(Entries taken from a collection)
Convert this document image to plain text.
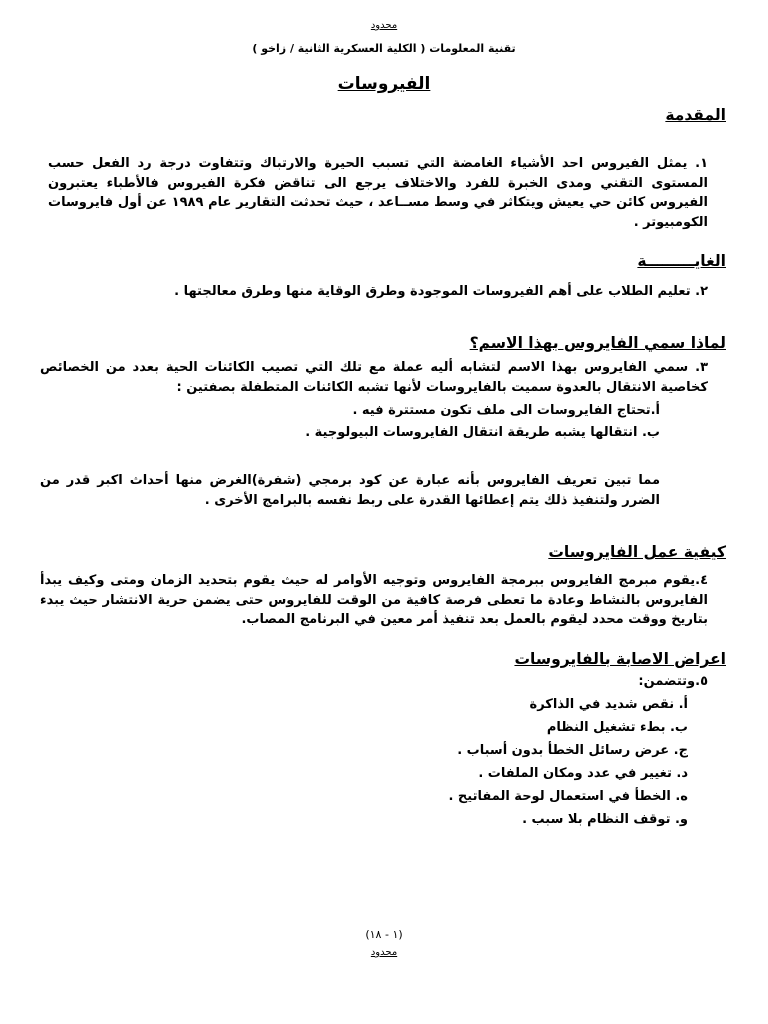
محدود
تقنية المعلومات ( الكلية العسكرية الثانية / زاخو )
الفيروسات
المقدمة

١. يمثل الفيروس احد الأشياء الغامضة التي تسبب الحيرة والارتباك وتتفاوت درجة رد الفعل حسب المستوى التقني ومدى الخبرة للفرد والاختلاف يرجع الى تناقض فكرة الفيروس فالأطباء يعتبرون الفيروس كائن حي يعيش ويتكاثر في وسط مســاعد ، حيث تحدثت التقارير عام ١٩٨٩ عن أول فايروسات الكومبيوتر .

الغايـــــــــة
٢. تعليم الطلاب على أهم الفيروسات الموجودة وطرق الوقاية منها وطرق معالجتها .
لماذا سمي الفايروس بهذا الاسم؟

٣. سمي الفايروس بهذا الاسم لتشابه أليه عملة مع تلك التي تصيب الكائنات الحية بعدد من الخصائص كخاصية الانتقال بالعدوة سميت بالفايروسات لأنها تشبه الكائنات المتطفلة بصفتين :

أ.تحتاج الفايروسات الى ملف تكون مستترة فيه .
ب. انتقالها يشبه طريقة انتقال الفايروسات البيولوجية .

مما تبين تعريف الفايروس بأنه عبارة عن كود برمجي (شفرة)الغرض منها أحداث اكبر قدر من الضرر ولتنفيذ ذلك يتم إعطائها القدرة على ربط نفسه بالبرامج الأخرى .

كيفية عمل الفايروسات

٤.يقوم مبرمج الفايروس ببرمجة الفايروس وتوجيه الأوامر له حيث يقوم بتحديد الزمان ومتى وكيف يبدأ الفايروس بالنشاط وعادة ما تعطى فرصة كافية من الوقت للفايروس حتى يضمن حرية الانتشار حيث يبدء بتاريخ ووقت محدد ليقوم بالعمل بعد تنفيذ أمر معين في البرنامج المصاب.

اعراض الاصابة بالفايروسات
٥.وتتضمن:
أ. نقص شديد في الذاكرة
ب. بطء تشغيل النظام
ج. عرض رسائل الخطأ بدون أسباب .
د. تغيير في عدد ومكان الملفات .
ه. الخطأ في استعمال لوحة المفاتيح .
و. توقف النظام بلا سبب .
(١ - ١٨)
محدود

# Exercise instructions
Give every record back exactly as it reads, with no images.

# Output of the task
Convert this document image to plain text.
محدود
تقنية المعلومات ( الكلية العسكرية الثانية / زاخو )
الفيروسات
المقدمة

١. يمثل الفيروس احد الأشياء الغامضة التي تسبب الحيرة والارتباك وتتفاوت درجة رد الفعل حسب المستوى التقني ومدى الخبرة للفرد والاختلاف يرجع الى تناقض فكرة الفيروس فالأطباء يعتبرون الفيروس كائن حي يعيش ويتكاثر في وسط مســاعد ، حيث تحدثت التقارير عام ١٩٨٩ عن أول فايروسات الكومبيوتر .

الغايـــــــــة
٢. تعليم الطلاب على أهم الفيروسات الموجودة وطرق الوقاية منها وطرق معالجتها .
لماذا سمي الفايروس بهذا الاسم؟

٣. سمي الفايروس بهذا الاسم لتشابه أليه عملة مع تلك التي تصيب الكائنات الحية بعدد من الخصائص كخاصية الانتقال بالعدوة سميت بالفايروسات لأنها تشبه الكائنات المتطفلة بصفتين :

أ.تحتاج الفايروسات الى ملف تكون مستترة فيه .
ب. انتقالها يشبه طريقة انتقال الفايروسات البيولوجية .

مما تبين تعريف الفايروس بأنه عبارة عن كود برمجي (شفرة)الغرض منها أحداث اكبر قدر من الضرر ولتنفيذ ذلك يتم إعطائها القدرة على ربط نفسه بالبرامج الأخرى .

كيفية عمل الفايروسات

٤.يقوم مبرمج الفايروس ببرمجة الفايروس وتوجيه الأوامر له حيث يقوم بتحديد الزمان ومتى وكيف يبدأ الفايروس بالنشاط وعادة ما تعطى فرصة كافية من الوقت للفايروس حتى يضمن حرية الانتشار حيث يبدء بتاريخ ووقت محدد ليقوم بالعمل بعد تنفيذ أمر معين في البرنامج المصاب.

اعراض الاصابة بالفايروسات
٥.وتتضمن:
أ. نقص شديد في الذاكرة
ب. بطء تشغيل النظام
ج. عرض رسائل الخطأ بدون أسباب .
د. تغيير في عدد ومكان الملفات .
ه. الخطأ في استعمال لوحة المفاتيح .
و. توقف النظام بلا سبب .
(١ - ١٨)
محدود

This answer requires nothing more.